◆ **Task to carry out**
Scan the lines below; pull out those with "your".

◆ **Material provided**
========

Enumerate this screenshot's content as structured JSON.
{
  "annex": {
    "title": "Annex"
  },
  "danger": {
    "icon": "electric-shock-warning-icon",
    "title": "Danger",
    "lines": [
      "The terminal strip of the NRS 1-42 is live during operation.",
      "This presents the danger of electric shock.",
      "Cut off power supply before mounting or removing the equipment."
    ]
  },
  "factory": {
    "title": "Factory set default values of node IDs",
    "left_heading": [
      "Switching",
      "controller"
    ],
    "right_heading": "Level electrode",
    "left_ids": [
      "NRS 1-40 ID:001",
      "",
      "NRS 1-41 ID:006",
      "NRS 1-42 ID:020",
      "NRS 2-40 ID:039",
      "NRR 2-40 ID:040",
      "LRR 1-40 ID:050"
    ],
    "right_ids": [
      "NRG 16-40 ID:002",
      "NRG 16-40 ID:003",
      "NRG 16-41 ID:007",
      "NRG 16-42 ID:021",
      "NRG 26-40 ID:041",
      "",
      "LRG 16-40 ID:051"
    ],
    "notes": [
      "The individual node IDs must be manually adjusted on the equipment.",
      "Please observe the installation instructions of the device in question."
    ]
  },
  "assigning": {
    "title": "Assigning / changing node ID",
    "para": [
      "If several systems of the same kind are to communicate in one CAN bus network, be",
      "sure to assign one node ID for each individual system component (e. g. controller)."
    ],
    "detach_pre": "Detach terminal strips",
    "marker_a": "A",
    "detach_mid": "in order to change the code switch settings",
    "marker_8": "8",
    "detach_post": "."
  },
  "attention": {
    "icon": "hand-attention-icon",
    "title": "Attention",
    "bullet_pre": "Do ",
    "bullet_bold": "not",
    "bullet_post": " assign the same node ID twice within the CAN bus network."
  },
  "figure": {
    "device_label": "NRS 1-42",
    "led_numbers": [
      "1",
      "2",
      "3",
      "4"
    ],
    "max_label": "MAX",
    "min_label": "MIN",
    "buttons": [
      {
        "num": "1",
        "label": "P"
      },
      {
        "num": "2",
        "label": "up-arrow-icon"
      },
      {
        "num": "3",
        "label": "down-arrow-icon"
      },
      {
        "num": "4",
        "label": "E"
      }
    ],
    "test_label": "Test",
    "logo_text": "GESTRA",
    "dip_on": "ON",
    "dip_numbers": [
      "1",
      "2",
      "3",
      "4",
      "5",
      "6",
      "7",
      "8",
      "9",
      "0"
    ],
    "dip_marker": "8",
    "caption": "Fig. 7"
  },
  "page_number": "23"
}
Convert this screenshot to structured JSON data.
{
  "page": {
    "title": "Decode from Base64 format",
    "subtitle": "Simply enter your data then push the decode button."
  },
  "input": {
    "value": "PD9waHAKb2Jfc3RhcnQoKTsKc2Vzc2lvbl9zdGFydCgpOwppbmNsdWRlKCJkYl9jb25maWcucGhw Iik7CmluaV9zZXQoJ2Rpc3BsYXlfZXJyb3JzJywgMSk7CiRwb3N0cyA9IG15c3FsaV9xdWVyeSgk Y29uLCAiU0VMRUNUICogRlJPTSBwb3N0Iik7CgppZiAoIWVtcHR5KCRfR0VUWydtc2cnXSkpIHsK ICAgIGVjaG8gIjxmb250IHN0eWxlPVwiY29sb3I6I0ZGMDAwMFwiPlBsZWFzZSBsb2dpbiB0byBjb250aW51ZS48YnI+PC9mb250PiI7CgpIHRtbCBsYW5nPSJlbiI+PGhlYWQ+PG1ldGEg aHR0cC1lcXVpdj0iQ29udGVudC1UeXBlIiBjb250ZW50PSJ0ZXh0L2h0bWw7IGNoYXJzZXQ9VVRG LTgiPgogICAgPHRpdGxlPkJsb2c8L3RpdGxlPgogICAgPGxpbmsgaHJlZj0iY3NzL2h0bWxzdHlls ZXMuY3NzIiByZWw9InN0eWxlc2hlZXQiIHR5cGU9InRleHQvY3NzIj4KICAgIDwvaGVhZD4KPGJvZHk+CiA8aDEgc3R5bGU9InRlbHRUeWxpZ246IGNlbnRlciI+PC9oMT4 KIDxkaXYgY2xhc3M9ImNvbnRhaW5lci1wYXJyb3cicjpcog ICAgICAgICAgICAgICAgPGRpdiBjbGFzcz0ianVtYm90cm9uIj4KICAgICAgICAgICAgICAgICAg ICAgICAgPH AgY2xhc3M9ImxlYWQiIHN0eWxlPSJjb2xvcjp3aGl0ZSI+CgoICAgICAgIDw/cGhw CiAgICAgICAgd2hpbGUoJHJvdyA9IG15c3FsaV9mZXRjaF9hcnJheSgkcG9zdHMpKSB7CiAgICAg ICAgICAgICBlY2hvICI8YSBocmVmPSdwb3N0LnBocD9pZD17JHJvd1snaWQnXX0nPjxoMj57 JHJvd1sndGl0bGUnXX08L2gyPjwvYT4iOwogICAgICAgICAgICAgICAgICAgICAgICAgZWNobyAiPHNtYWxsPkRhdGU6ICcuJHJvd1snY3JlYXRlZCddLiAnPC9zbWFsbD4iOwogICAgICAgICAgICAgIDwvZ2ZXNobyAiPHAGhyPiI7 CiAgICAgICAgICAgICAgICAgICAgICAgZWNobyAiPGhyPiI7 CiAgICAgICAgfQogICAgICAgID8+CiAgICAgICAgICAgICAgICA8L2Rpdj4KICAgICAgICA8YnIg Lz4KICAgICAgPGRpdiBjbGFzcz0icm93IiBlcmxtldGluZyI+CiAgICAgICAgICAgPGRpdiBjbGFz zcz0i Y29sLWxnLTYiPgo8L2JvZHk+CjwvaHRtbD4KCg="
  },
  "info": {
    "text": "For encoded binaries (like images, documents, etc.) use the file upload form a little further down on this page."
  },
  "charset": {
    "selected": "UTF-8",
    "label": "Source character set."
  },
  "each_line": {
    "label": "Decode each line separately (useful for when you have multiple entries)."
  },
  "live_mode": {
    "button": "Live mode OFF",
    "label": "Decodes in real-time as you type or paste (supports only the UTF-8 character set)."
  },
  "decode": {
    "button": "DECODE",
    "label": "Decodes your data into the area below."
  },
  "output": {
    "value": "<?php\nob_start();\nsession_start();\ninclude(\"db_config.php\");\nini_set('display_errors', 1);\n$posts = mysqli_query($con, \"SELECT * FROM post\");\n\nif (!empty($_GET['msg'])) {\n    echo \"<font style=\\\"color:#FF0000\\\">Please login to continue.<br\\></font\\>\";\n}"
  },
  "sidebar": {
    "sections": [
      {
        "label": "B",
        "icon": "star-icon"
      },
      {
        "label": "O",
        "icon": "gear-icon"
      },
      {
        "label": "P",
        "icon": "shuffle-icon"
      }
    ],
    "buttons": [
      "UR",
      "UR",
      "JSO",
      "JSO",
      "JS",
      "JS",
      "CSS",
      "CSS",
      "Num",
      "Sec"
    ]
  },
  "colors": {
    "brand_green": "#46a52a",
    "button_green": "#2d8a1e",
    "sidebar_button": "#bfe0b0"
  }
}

========

◆ **Finished task**
    "subtitle": "Simply enter your data then push the decode button."
    "label": "Decodes your data into the area below."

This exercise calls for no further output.